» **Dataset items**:
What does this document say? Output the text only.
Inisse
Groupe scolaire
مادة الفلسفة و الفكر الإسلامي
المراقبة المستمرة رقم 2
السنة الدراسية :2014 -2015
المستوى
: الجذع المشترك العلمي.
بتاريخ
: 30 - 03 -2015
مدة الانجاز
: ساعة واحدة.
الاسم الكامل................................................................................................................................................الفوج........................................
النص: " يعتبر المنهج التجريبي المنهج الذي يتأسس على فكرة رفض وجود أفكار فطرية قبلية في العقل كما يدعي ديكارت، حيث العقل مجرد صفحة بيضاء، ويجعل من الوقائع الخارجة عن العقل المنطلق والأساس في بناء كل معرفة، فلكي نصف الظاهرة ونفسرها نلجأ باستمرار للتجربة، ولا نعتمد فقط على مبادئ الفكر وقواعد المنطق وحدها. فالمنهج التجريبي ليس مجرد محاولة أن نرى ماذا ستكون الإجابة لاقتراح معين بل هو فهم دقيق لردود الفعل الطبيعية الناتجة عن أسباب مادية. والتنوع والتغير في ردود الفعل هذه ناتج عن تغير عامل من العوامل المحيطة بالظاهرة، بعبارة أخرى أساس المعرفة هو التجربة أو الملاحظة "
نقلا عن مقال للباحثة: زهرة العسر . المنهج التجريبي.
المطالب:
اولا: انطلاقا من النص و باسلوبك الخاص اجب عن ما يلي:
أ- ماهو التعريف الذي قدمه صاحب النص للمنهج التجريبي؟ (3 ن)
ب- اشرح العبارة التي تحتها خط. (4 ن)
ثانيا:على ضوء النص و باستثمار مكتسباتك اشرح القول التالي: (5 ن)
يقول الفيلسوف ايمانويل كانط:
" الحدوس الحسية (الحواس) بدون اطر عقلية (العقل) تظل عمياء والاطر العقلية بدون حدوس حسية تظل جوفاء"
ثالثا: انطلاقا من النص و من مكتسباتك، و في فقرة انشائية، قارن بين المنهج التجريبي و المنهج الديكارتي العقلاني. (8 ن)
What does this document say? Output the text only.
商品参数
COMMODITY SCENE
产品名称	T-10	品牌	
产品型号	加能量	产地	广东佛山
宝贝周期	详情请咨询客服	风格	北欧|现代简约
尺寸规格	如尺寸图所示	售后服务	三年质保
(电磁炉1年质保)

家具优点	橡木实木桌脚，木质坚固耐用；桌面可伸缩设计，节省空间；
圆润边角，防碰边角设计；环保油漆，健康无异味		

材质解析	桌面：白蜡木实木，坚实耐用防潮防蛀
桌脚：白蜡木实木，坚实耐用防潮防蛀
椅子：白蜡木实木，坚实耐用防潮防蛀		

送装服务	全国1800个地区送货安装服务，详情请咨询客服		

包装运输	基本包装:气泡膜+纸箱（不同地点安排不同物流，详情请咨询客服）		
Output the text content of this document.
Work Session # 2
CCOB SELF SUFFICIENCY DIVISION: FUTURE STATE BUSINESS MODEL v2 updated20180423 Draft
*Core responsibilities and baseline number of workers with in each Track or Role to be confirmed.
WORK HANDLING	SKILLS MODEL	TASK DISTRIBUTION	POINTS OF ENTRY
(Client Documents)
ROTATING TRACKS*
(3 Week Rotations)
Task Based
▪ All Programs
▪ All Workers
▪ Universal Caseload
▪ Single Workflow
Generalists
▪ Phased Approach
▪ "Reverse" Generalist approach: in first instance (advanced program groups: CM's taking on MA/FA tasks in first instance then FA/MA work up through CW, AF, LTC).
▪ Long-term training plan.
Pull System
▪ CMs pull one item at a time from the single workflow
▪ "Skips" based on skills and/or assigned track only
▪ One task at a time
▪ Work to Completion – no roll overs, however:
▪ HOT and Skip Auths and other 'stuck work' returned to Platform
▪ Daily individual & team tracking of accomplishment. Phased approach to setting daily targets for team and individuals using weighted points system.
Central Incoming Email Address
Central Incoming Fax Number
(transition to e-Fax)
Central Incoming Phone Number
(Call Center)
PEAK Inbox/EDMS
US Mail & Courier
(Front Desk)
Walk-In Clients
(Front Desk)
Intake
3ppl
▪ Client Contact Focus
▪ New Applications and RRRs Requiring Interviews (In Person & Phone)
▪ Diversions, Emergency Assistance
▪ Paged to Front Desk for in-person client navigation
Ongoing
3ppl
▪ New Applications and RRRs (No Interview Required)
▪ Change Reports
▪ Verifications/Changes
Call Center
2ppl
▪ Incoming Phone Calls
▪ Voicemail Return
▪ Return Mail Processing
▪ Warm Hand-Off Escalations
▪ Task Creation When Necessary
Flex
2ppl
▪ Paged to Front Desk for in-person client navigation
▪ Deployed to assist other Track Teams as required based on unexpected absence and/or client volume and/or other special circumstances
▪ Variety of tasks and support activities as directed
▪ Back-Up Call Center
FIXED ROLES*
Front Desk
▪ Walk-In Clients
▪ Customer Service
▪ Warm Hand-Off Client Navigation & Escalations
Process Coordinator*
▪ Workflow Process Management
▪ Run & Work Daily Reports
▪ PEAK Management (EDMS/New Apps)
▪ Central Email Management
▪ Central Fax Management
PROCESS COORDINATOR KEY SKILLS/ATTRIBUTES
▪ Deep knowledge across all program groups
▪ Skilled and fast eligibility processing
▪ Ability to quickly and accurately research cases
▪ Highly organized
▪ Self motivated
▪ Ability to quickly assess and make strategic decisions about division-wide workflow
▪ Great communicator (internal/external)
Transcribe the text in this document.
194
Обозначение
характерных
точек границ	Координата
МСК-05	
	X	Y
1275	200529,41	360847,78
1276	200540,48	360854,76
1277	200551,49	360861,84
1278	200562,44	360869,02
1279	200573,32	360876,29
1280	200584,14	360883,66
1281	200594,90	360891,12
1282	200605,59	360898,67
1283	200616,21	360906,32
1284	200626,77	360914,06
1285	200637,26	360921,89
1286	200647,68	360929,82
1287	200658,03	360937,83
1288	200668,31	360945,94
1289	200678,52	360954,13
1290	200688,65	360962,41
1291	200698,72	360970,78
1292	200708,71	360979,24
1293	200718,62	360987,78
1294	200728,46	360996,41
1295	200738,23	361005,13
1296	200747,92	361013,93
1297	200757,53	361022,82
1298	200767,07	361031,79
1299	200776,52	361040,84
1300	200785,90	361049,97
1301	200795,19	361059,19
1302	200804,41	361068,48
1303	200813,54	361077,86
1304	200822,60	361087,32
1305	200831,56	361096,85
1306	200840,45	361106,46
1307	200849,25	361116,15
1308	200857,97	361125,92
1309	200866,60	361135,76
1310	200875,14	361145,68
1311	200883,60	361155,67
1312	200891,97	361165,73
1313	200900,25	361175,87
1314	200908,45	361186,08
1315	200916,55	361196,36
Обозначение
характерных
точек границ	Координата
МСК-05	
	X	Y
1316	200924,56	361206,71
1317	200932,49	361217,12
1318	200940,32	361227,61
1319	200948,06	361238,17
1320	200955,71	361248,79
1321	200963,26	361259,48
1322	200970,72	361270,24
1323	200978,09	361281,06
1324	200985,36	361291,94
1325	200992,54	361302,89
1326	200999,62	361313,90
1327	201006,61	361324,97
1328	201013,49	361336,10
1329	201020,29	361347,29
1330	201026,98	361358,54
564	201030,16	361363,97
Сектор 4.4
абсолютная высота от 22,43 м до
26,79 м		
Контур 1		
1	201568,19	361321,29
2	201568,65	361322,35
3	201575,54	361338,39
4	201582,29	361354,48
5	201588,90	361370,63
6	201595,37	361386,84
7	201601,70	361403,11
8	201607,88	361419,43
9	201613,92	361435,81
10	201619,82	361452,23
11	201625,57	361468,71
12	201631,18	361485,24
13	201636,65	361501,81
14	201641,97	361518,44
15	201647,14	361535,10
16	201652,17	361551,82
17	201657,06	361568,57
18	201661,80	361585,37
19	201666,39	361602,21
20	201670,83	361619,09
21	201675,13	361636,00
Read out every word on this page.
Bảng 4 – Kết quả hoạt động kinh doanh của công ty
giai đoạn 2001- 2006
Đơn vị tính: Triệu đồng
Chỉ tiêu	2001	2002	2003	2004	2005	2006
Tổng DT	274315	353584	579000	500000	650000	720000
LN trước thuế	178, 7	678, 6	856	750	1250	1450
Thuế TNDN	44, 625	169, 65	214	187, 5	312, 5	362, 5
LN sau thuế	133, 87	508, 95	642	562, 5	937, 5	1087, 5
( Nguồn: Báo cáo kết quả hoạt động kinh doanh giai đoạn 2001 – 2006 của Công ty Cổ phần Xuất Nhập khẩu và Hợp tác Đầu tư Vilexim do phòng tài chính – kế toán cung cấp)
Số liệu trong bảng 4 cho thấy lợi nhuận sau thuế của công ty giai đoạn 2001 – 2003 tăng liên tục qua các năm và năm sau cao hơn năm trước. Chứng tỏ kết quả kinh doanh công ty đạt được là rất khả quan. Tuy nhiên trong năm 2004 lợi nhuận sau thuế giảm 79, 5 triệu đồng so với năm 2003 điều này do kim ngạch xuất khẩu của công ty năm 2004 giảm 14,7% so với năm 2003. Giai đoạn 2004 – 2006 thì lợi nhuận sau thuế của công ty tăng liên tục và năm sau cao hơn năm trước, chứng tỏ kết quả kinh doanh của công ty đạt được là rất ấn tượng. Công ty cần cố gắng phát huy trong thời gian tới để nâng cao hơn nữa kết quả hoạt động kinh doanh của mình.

» **SHORT TASK**: Copy out exactly the lines running from the line with "Read out every word on this page." to the end of the records, inclusive.

» **EXERCISE SOLUTION**:
Read out every word on this page.
Bảng 4 – Kết quả hoạt động kinh doanh của công ty
giai đoạn 2001- 2006
Đơn vị tính: Triệu đồng
Chỉ tiêu	2001	2002	2003	2004	2005	2006
Tổng DT	274315	353584	579000	500000	650000	720000
LN trước thuế	178, 7	678, 6	856	750	1250	1450
Thuế TNDN	44, 625	169, 65	214	187, 5	312, 5	362, 5
LN sau thuế	133, 87	508, 95	642	562, 5	937, 5	1087, 5
( Nguồn: Báo cáo kết quả hoạt động kinh doanh giai đoạn 2001 – 2006 của Công ty Cổ phần Xuất Nhập khẩu và Hợp tác Đầu tư Vilexim do phòng tài chính – kế toán cung cấp)
Số liệu trong bảng 4 cho thấy lợi nhuận sau thuế của công ty giai đoạn 2001 – 2003 tăng liên tục qua các năm và năm sau cao hơn năm trước. Chứng tỏ kết quả kinh doanh công ty đạt được là rất khả quan. Tuy nhiên trong năm 2004 lợi nhuận sau thuế giảm 79, 5 triệu đồng so với năm 2003 điều này do kim ngạch xuất khẩu của công ty năm 2004 giảm 14,7% so với năm 2003. Giai đoạn 2004 – 2006 thì lợi nhuận sau thuế của công ty tăng liên tục và năm sau cao hơn năm trước, chứng tỏ kết quả kinh doanh của công ty đạt được là rất ấn tượng. Công ty cần cố gắng phát huy trong thời gian tới để nâng cao hơn nữa kết quả hoạt động kinh doanh của mình.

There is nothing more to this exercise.